# Collected data entries
+++

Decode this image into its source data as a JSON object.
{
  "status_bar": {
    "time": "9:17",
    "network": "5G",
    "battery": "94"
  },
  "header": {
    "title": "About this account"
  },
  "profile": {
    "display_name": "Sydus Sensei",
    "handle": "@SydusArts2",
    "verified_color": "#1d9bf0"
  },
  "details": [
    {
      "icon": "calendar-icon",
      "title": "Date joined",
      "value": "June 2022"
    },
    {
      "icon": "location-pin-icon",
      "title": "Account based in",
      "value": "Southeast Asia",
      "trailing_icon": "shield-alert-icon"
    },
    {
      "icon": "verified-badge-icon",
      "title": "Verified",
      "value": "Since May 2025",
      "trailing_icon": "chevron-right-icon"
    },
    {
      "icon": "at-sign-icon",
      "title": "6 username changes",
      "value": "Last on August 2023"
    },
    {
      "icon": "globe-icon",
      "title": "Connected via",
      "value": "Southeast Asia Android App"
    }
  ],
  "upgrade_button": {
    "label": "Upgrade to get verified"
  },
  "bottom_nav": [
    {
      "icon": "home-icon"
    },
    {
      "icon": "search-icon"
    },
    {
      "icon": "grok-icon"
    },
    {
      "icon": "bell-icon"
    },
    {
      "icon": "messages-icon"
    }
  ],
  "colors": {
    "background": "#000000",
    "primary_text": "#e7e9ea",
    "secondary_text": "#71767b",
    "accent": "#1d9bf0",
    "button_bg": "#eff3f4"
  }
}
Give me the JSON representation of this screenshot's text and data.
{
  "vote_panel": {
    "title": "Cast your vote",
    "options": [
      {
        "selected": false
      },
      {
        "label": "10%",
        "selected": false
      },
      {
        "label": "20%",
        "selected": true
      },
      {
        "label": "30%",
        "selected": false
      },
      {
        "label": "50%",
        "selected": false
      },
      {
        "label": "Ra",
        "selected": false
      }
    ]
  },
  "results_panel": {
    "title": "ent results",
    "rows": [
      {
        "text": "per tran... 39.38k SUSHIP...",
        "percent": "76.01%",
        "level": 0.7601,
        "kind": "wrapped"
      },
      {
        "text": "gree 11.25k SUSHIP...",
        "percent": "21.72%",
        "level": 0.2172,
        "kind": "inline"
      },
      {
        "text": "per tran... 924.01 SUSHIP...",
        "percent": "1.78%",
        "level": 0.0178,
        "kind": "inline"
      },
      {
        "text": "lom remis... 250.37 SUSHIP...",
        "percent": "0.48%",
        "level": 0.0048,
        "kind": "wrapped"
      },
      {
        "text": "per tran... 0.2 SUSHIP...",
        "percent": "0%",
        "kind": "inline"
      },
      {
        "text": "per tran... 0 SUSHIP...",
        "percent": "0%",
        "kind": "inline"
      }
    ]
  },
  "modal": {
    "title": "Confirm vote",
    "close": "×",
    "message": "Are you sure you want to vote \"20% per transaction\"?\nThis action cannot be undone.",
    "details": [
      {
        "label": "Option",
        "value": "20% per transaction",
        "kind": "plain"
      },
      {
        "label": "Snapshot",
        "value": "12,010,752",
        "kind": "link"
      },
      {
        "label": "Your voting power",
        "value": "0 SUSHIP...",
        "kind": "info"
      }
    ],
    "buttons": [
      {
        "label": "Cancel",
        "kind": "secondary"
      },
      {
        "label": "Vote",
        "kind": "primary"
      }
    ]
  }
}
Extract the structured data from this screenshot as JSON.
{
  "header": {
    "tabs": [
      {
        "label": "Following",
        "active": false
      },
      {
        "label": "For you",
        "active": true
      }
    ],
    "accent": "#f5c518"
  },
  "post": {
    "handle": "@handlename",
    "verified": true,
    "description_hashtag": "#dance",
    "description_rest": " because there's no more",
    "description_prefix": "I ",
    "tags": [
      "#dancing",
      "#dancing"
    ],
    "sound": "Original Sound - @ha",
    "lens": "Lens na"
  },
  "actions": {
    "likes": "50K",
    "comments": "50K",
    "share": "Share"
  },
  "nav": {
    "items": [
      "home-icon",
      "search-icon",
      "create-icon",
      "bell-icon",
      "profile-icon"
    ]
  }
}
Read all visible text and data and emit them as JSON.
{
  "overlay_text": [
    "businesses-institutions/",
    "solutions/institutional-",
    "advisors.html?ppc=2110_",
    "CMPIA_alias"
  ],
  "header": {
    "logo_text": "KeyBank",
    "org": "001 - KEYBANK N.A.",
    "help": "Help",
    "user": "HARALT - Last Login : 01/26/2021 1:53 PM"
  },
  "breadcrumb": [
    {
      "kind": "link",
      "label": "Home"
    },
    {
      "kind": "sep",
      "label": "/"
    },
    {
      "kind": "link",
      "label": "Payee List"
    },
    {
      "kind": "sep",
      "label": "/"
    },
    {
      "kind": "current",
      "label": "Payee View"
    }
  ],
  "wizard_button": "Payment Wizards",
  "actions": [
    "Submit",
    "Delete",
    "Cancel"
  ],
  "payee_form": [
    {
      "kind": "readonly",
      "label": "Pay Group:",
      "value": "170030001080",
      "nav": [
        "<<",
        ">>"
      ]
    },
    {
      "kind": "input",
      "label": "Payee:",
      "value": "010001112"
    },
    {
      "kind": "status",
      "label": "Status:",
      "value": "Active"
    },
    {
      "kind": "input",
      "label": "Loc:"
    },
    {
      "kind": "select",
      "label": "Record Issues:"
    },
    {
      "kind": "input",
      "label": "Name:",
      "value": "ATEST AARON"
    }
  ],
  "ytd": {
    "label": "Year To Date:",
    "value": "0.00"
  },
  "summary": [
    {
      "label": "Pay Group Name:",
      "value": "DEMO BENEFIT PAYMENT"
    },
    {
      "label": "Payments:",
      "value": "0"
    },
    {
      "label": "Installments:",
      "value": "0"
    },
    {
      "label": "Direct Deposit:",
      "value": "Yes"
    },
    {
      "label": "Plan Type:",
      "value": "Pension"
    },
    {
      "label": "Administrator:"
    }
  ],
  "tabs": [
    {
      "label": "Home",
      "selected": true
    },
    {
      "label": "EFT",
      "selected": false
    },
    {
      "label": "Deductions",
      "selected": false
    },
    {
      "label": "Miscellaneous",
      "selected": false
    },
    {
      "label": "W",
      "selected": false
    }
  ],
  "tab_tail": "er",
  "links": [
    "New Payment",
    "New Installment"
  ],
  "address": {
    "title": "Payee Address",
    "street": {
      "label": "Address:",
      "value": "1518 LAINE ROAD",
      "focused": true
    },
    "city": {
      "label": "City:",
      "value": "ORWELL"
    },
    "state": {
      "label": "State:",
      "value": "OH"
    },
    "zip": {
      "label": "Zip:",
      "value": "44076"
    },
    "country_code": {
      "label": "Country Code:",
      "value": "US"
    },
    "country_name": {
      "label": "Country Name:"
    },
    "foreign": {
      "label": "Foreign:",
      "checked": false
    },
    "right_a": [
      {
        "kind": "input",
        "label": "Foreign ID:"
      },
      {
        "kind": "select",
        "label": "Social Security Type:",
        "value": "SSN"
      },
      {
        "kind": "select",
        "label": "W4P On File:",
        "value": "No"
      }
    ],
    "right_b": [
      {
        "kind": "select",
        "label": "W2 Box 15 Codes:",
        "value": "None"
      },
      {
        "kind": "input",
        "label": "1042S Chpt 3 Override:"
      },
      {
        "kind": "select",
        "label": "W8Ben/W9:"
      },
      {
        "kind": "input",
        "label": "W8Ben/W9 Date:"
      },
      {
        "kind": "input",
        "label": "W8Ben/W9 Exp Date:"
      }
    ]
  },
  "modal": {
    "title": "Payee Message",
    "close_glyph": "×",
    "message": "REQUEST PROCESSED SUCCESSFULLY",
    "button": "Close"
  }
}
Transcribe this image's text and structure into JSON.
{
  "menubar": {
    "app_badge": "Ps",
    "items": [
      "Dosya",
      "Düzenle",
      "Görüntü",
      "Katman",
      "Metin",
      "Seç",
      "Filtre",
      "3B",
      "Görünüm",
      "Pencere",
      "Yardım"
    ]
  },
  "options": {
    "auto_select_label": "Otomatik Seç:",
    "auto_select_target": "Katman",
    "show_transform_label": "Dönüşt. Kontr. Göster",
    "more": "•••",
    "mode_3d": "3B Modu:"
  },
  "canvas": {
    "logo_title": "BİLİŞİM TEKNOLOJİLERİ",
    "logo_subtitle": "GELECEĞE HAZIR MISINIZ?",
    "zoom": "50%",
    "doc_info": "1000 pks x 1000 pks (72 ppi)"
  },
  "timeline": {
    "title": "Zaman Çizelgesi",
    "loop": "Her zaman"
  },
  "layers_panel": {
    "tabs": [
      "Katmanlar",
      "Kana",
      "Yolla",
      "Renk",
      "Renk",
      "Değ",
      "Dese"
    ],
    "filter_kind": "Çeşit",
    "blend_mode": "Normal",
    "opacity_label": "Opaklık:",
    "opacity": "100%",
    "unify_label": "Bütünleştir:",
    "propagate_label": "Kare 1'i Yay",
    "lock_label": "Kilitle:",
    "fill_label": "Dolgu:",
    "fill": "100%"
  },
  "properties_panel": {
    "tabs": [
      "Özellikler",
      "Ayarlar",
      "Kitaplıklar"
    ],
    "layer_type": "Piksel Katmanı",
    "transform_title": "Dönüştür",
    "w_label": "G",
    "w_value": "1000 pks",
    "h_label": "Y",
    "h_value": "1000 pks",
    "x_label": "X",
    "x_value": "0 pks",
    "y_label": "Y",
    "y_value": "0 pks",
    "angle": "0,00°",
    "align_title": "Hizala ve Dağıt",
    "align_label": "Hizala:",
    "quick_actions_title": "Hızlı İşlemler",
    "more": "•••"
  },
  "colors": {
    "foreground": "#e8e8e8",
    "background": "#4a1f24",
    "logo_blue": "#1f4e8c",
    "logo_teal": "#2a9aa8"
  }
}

+++

# Exercise task
Show, from the listing above, each line that contains the word "level".

# Correct result
        "level": 0.7601,
        "level": 0.2172,
        "level": 0.0178,
        "level": 0.0048,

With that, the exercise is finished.